--- START ---

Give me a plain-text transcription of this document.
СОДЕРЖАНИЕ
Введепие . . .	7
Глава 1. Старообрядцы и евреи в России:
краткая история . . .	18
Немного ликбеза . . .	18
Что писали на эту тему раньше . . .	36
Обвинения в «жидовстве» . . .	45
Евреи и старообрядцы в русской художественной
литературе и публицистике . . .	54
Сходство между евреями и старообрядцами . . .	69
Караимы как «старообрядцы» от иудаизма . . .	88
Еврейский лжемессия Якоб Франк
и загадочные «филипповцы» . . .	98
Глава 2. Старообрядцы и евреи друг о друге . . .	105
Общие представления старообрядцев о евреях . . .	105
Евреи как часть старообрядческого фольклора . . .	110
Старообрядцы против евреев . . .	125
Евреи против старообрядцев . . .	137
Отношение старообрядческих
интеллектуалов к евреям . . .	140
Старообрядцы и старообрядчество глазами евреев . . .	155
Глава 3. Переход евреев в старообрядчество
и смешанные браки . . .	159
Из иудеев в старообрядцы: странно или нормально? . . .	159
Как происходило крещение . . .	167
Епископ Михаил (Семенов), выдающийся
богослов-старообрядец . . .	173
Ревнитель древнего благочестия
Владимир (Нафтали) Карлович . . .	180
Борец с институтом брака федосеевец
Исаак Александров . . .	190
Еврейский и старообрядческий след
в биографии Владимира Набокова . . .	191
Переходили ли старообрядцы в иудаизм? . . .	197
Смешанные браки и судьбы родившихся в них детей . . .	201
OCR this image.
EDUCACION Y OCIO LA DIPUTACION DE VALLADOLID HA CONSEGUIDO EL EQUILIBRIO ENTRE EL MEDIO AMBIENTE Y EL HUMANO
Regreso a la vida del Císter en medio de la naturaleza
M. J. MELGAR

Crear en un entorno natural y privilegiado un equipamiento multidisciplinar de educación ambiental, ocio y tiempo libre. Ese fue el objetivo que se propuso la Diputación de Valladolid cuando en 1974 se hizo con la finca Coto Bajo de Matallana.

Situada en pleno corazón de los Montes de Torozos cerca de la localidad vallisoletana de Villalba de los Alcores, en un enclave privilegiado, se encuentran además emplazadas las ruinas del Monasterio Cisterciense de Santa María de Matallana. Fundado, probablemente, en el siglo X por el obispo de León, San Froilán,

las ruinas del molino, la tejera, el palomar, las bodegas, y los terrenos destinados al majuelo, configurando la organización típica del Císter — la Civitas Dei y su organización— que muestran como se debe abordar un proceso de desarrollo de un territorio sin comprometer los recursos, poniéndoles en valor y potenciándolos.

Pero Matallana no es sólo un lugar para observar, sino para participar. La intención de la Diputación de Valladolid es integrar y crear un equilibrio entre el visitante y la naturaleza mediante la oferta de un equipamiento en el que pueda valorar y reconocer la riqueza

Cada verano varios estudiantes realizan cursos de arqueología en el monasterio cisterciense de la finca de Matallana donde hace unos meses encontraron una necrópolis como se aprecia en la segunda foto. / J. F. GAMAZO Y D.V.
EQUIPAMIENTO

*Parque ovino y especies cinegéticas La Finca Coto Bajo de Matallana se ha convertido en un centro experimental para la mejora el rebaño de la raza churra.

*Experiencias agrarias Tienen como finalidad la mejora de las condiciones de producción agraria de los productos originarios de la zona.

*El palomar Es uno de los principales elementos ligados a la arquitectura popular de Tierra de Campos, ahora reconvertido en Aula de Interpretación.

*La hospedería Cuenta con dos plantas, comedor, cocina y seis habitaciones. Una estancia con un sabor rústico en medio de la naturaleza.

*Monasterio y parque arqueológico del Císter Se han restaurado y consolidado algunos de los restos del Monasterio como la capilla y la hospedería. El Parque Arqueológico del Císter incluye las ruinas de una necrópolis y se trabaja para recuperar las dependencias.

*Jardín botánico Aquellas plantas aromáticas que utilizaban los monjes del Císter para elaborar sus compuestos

--- END ---

■ **Task statement**: Write the data out again in full and exactly.

■ **Exercise answer**:
Give me a plain-text transcription of this document.
СОДЕРЖАНИЕ
Введепие . . .	7
Глава 1. Старообрядцы и евреи в России:
краткая история . . .	18
Немного ликбеза . . .	18
Что писали на эту тему раньше . . .	36
Обвинения в «жидовстве» . . .	45
Евреи и старообрядцы в русской художественной
литературе и публицистике . . .	54
Сходство между евреями и старообрядцами . . .	69
Караимы как «старообрядцы» от иудаизма . . .	88
Еврейский лжемессия Якоб Франк
и загадочные «филипповцы» . . .	98
Глава 2. Старообрядцы и евреи друг о друге . . .	105
Общие представления старообрядцев о евреях . . .	105
Евреи как часть старообрядческого фольклора . . .	110
Старообрядцы против евреев . . .	125
Евреи против старообрядцев . . .	137
Отношение старообрядческих
интеллектуалов к евреям . . .	140
Старообрядцы и старообрядчество глазами евреев . . .	155
Глава 3. Переход евреев в старообрядчество
и смешанные браки . . .	159
Из иудеев в старообрядцы: странно или нормально? . . .	159
Как происходило крещение . . .	167
Епископ Михаил (Семенов), выдающийся
богослов-старообрядец . . .	173
Ревнитель древнего благочестия
Владимир (Нафтали) Карлович . . .	180
Борец с институтом брака федосеевец
Исаак Александров . . .	190
Еврейский и старообрядческий след
в биографии Владимира Набокова . . .	191
Переходили ли старообрядцы в иудаизм? . . .	197
Смешанные браки и судьбы родившихся в них детей . . .	201
OCR this image.
EDUCACION Y OCIO LA DIPUTACION DE VALLADOLID HA CONSEGUIDO EL EQUILIBRIO ENTRE EL MEDIO AMBIENTE Y EL HUMANO
Regreso a la vida del Císter en medio de la naturaleza
M. J. MELGAR

Crear en un entorno natural y privilegiado un equipamiento multidisciplinar de educación ambiental, ocio y tiempo libre. Ese fue el objetivo que se propuso la Diputación de Valladolid cuando en 1974 se hizo con la finca Coto Bajo de Matallana.

Situada en pleno corazón de los Montes de Torozos cerca de la localidad vallisoletana de Villalba de los Alcores, en un enclave privilegiado, se encuentran además emplazadas las ruinas del Monasterio Cisterciense de Santa María de Matallana. Fundado, probablemente, en el siglo X por el obispo de León, San Froilán,

las ruinas del molino, la tejera, el palomar, las bodegas, y los terrenos destinados al majuelo, configurando la organización típica del Císter — la Civitas Dei y su organización— que muestran como se debe abordar un proceso de desarrollo de un territorio sin comprometer los recursos, poniéndoles en valor y potenciándolos.

Pero Matallana no es sólo un lugar para observar, sino para participar. La intención de la Diputación de Valladolid es integrar y crear un equilibrio entre el visitante y la naturaleza mediante la oferta de un equipamiento en el que pueda valorar y reconocer la riqueza

Cada verano varios estudiantes realizan cursos de arqueología en el monasterio cisterciense de la finca de Matallana donde hace unos meses encontraron una necrópolis como se aprecia en la segunda foto. / J. F. GAMAZO Y D.V.
EQUIPAMIENTO

*Parque ovino y especies cinegéticas La Finca Coto Bajo de Matallana se ha convertido en un centro experimental para la mejora el rebaño de la raza churra.

*Experiencias agrarias Tienen como finalidad la mejora de las condiciones de producción agraria de los productos originarios de la zona.

*El palomar Es uno de los principales elementos ligados a la arquitectura popular de Tierra de Campos, ahora reconvertido en Aula de Interpretación.

*La hospedería Cuenta con dos plantas, comedor, cocina y seis habitaciones. Una estancia con un sabor rústico en medio de la naturaleza.

*Monasterio y parque arqueológico del Císter Se han restaurado y consolidado algunos de los restos del Monasterio como la capilla y la hospedería. El Parque Arqueológico del Císter incluye las ruinas de una necrópolis y se trabaja para recuperar las dependencias.

*Jardín botánico Aquellas plantas aromáticas que utilizaban los monjes del Císter para elaborar sus compuestos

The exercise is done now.